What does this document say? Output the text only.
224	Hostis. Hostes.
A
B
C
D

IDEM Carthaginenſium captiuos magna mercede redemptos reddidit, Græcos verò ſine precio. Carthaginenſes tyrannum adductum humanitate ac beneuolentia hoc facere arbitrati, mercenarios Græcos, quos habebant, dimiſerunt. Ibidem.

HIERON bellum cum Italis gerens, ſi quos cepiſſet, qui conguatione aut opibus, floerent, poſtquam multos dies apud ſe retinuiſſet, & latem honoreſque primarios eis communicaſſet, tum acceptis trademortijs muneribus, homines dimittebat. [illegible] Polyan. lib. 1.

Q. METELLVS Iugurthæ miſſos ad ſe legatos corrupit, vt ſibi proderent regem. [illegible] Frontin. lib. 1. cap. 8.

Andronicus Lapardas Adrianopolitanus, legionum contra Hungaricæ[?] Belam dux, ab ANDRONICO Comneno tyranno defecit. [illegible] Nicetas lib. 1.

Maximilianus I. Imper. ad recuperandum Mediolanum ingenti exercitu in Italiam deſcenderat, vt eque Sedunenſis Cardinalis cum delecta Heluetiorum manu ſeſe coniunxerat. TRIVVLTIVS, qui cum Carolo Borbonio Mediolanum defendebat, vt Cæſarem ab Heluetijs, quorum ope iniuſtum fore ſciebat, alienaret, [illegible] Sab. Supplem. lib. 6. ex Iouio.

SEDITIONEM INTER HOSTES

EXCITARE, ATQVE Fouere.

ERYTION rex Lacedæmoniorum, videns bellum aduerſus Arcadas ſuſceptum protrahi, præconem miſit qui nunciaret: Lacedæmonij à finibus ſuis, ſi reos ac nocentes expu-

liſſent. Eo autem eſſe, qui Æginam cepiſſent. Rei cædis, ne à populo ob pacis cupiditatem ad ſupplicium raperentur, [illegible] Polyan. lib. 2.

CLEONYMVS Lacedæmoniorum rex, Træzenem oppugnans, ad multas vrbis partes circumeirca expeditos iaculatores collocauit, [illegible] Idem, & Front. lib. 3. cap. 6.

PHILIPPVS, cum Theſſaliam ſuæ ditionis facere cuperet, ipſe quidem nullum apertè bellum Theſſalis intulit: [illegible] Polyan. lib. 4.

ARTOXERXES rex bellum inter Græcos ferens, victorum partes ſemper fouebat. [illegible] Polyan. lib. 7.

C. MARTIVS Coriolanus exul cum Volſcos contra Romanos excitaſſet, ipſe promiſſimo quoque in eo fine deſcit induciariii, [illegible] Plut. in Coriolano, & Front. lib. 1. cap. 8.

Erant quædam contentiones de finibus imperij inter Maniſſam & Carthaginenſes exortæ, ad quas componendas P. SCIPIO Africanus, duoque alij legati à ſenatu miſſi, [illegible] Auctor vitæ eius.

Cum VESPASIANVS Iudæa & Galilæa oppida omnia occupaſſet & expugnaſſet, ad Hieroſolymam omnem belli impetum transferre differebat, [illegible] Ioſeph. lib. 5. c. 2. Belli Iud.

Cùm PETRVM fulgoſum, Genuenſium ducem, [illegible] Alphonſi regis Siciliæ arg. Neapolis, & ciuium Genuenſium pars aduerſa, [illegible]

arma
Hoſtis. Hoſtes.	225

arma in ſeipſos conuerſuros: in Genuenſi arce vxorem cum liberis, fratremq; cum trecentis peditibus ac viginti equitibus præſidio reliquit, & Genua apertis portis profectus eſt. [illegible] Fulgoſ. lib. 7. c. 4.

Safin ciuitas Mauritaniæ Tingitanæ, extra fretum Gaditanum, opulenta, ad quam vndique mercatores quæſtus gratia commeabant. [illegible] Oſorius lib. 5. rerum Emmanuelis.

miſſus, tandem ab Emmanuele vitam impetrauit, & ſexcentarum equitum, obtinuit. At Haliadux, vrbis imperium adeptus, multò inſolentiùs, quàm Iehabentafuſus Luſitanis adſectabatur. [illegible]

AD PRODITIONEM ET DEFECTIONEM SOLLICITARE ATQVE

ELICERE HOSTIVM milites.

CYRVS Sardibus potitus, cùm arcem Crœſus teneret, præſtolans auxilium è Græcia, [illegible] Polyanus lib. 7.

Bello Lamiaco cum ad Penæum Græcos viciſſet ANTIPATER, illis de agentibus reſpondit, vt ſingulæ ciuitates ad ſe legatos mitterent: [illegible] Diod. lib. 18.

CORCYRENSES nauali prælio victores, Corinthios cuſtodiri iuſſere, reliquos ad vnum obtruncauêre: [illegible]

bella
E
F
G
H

::::::::::

| WHAT THIS TASK INVOLVES |
Reproduce the material verbatim, line by line.

| RESPONSE TO THE TASK |
What does this document say? Output the text only.
224	Hostis. Hostes.
A
B
C
D

IDEM Carthaginenſium captiuos magna mercede redemptos reddidit, Græcos verò ſine precio. Carthaginenſes tyrannum adductum humanitate ac beneuolentia hoc facere arbitrati, mercenarios Græcos, quos habebant, dimiſerunt. Ibidem.

HIERON bellum cum Italis gerens, ſi quos cepiſſet, qui conguatione aut opibus, floerent, poſtquam multos dies apud ſe retinuiſſet, & latem honoreſque primarios eis communicaſſet, tum acceptis trademortijs muneribus, homines dimittebat. [illegible] Polyan. lib. 1.

Q. METELLVS Iugurthæ miſſos ad ſe legatos corrupit, vt ſibi proderent regem. [illegible] Frontin. lib. 1. cap. 8.

Andronicus Lapardas Adrianopolitanus, legionum contra Hungaricæ[?] Belam dux, ab ANDRONICO Comneno tyranno defecit. [illegible] Nicetas lib. 1.

Maximilianus I. Imper. ad recuperandum Mediolanum ingenti exercitu in Italiam deſcenderat, vt eque Sedunenſis Cardinalis cum delecta Heluetiorum manu ſeſe coniunxerat. TRIVVLTIVS, qui cum Carolo Borbonio Mediolanum defendebat, vt Cæſarem ab Heluetijs, quorum ope iniuſtum fore ſciebat, alienaret, [illegible] Sab. Supplem. lib. 6. ex Iouio.

SEDITIONEM INTER HOSTES

EXCITARE, ATQVE Fouere.

ERYTION rex Lacedæmoniorum, videns bellum aduerſus Arcadas ſuſceptum protrahi, præconem miſit qui nunciaret: Lacedæmonij à finibus ſuis, ſi reos ac nocentes expu-

liſſent. Eo autem eſſe, qui Æginam cepiſſent. Rei cædis, ne à populo ob pacis cupiditatem ad ſupplicium raperentur, [illegible] Polyan. lib. 2.

CLEONYMVS Lacedæmoniorum rex, Træzenem oppugnans, ad multas vrbis partes circumeirca expeditos iaculatores collocauit, [illegible] Idem, & Front. lib. 3. cap. 6.

PHILIPPVS, cum Theſſaliam ſuæ ditionis facere cuperet, ipſe quidem nullum apertè bellum Theſſalis intulit: [illegible] Polyan. lib. 4.

ARTOXERXES rex bellum inter Græcos ferens, victorum partes ſemper fouebat. [illegible] Polyan. lib. 7.

C. MARTIVS Coriolanus exul cum Volſcos contra Romanos excitaſſet, ipſe promiſſimo quoque in eo fine deſcit induciariii, [illegible] Plut. in Coriolano, & Front. lib. 1. cap. 8.

Erant quædam contentiones de finibus imperij inter Maniſſam & Carthaginenſes exortæ, ad quas componendas P. SCIPIO Africanus, duoque alij legati à ſenatu miſſi, [illegible] Auctor vitæ eius.

Cum VESPASIANVS Iudæa & Galilæa oppida omnia occupaſſet & expugnaſſet, ad Hieroſolymam omnem belli impetum transferre differebat, [illegible] Ioſeph. lib. 5. c. 2. Belli Iud.

Cùm PETRVM fulgoſum, Genuenſium ducem, [illegible] Alphonſi regis Siciliæ arg. Neapolis, & ciuium Genuenſium pars aduerſa, [illegible]

arma
Hoſtis. Hoſtes.	225

arma in ſeipſos conuerſuros: in Genuenſi arce vxorem cum liberis, fratremq; cum trecentis peditibus ac viginti equitibus præſidio reliquit, & Genua apertis portis profectus eſt. [illegible] Fulgoſ. lib. 7. c. 4.

Safin ciuitas Mauritaniæ Tingitanæ, extra fretum Gaditanum, opulenta, ad quam vndique mercatores quæſtus gratia commeabant. [illegible] Oſorius lib. 5. rerum Emmanuelis.

miſſus, tandem ab Emmanuele vitam impetrauit, & ſexcentarum equitum, obtinuit. At Haliadux, vrbis imperium adeptus, multò inſolentiùs, quàm Iehabentafuſus Luſitanis adſectabatur. [illegible]

AD PRODITIONEM ET DEFECTIONEM SOLLICITARE ATQVE

ELICERE HOSTIVM milites.

CYRVS Sardibus potitus, cùm arcem Crœſus teneret, præſtolans auxilium è Græcia, [illegible] Polyanus lib. 7.

Bello Lamiaco cum ad Penæum Græcos viciſſet ANTIPATER, illis de agentibus reſpondit, vt ſingulæ ciuitates ad ſe legatos mitterent: [illegible] Diod. lib. 18.

CORCYRENSES nauali prælio victores, Corinthios cuſtodiri iuſſere, reliquos ad vnum obtruncauêre: [illegible]

bella
E
F
G
H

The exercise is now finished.